= GIVEN TASK =
From the listing below, select every line where the word "proposaltemplate" appears.

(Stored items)
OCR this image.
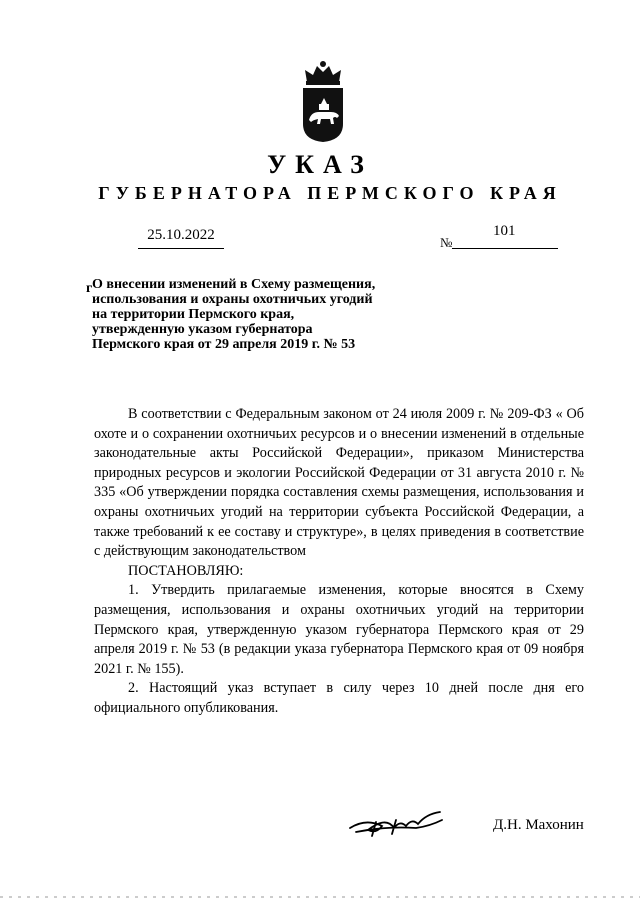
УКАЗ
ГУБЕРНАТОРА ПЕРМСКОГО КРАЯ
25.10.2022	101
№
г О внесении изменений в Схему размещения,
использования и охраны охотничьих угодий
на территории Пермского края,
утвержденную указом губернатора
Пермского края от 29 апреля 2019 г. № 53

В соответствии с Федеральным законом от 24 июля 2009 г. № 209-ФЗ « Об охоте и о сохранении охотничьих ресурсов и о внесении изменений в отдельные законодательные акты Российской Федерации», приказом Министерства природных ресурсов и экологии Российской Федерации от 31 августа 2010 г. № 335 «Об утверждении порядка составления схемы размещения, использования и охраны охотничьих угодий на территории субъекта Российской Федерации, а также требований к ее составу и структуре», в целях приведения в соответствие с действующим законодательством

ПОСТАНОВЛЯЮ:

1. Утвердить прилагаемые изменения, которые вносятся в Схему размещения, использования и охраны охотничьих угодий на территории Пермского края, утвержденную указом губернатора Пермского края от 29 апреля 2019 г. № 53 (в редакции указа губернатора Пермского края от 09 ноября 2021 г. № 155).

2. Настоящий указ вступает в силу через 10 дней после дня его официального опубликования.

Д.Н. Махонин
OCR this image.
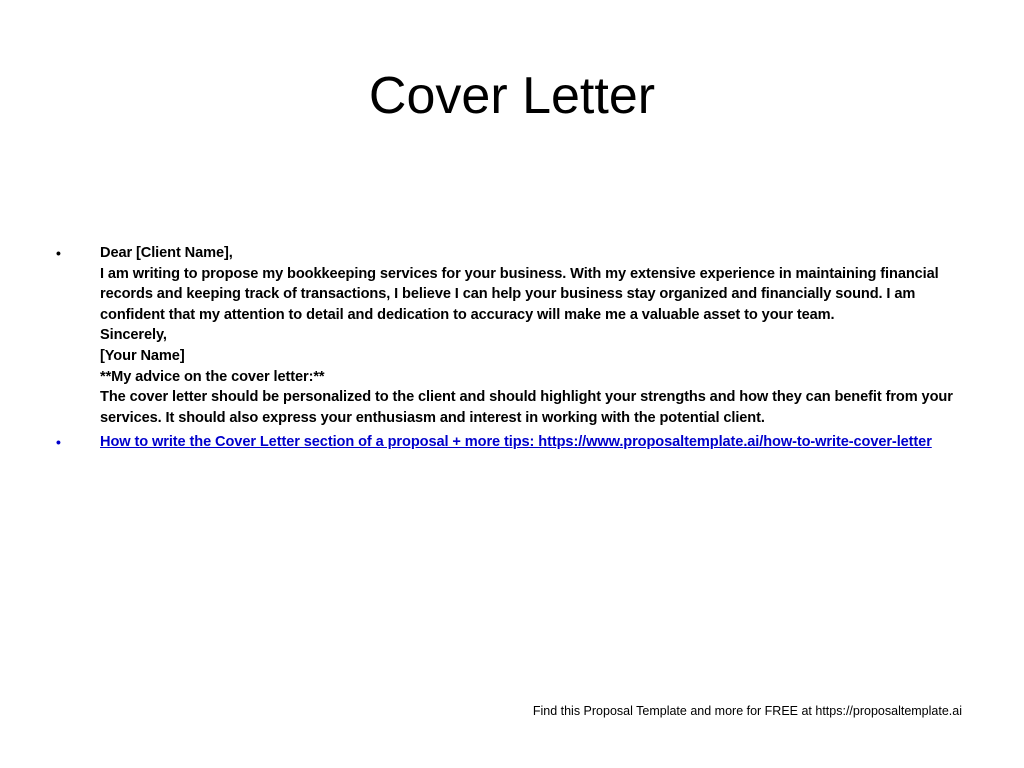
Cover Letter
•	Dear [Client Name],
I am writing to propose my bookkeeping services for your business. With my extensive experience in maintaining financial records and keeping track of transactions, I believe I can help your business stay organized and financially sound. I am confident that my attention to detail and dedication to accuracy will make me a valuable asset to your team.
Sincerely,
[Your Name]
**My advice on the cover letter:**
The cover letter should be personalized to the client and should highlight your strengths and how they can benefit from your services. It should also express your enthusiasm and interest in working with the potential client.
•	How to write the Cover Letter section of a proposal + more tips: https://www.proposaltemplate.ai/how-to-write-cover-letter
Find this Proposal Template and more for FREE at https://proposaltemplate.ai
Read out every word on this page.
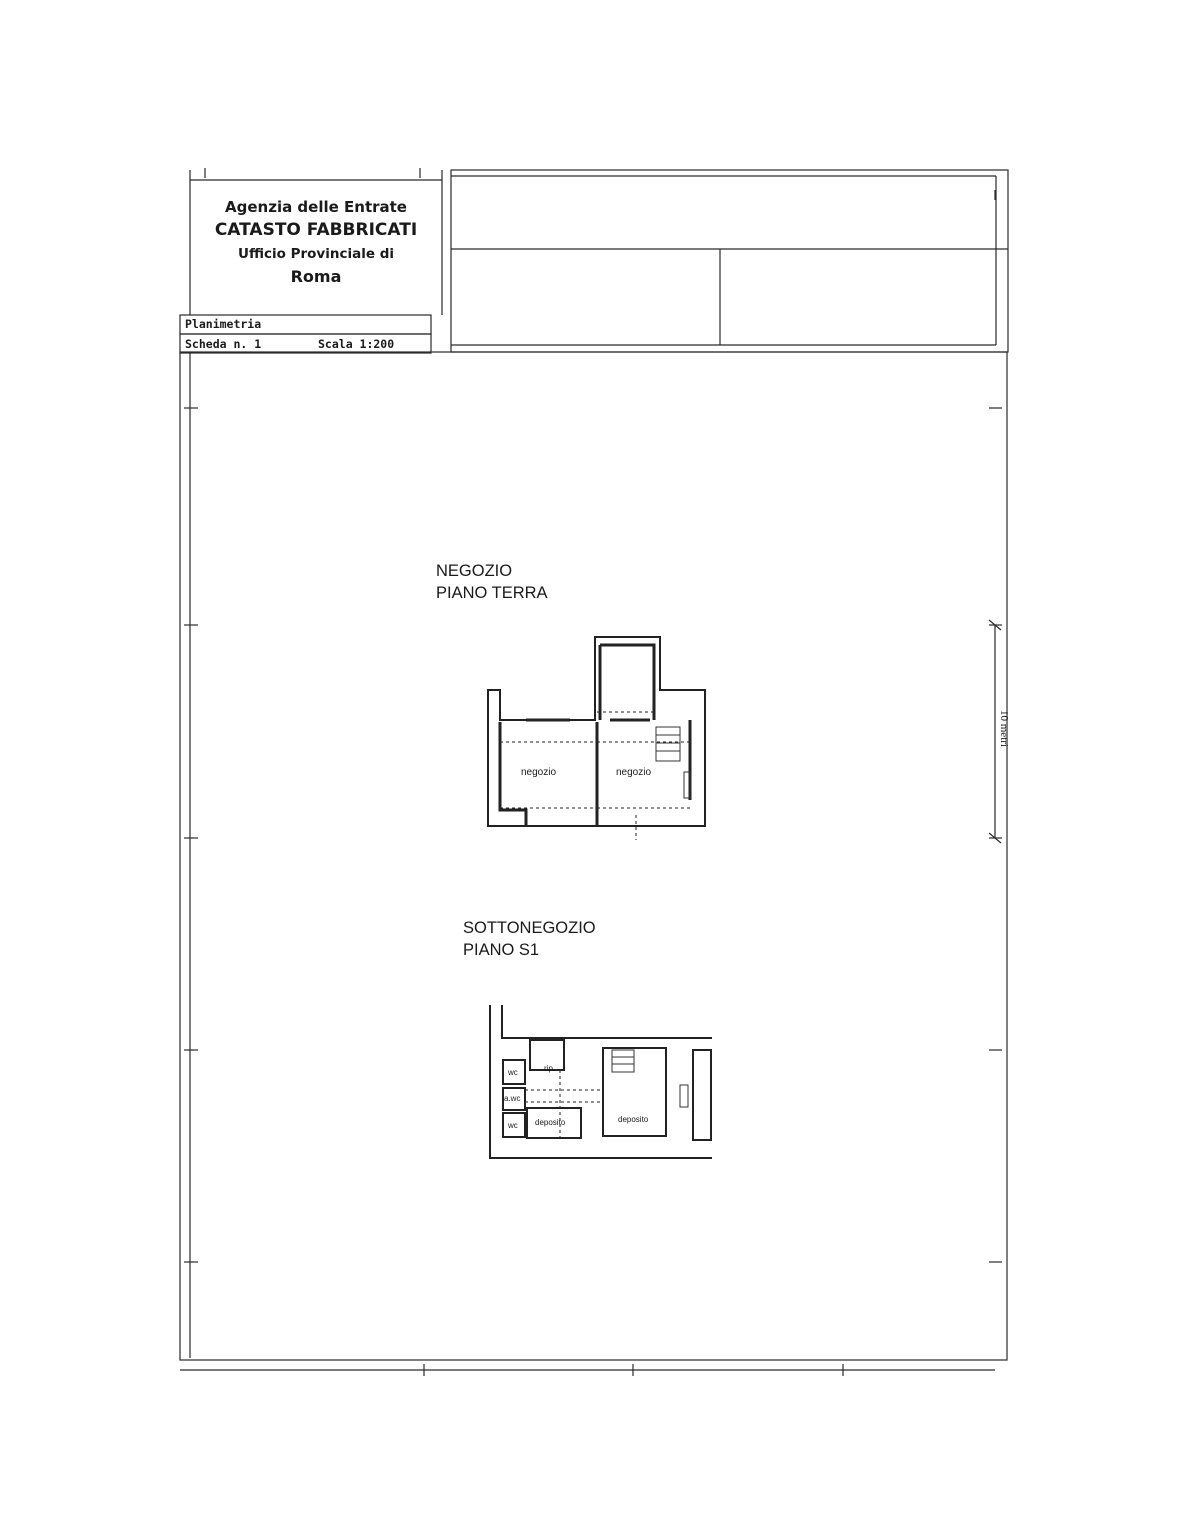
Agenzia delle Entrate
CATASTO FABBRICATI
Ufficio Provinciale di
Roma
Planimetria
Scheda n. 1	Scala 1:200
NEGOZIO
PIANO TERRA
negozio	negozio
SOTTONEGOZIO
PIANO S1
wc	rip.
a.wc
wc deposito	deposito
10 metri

= RESPONSE =
•	How to write the Cover Letter section of a proposal + more tips: https://www.proposaltemplate.ai/how-to-write-cover-letter
Find this Proposal Template and more for FREE at https://proposaltemplate.ai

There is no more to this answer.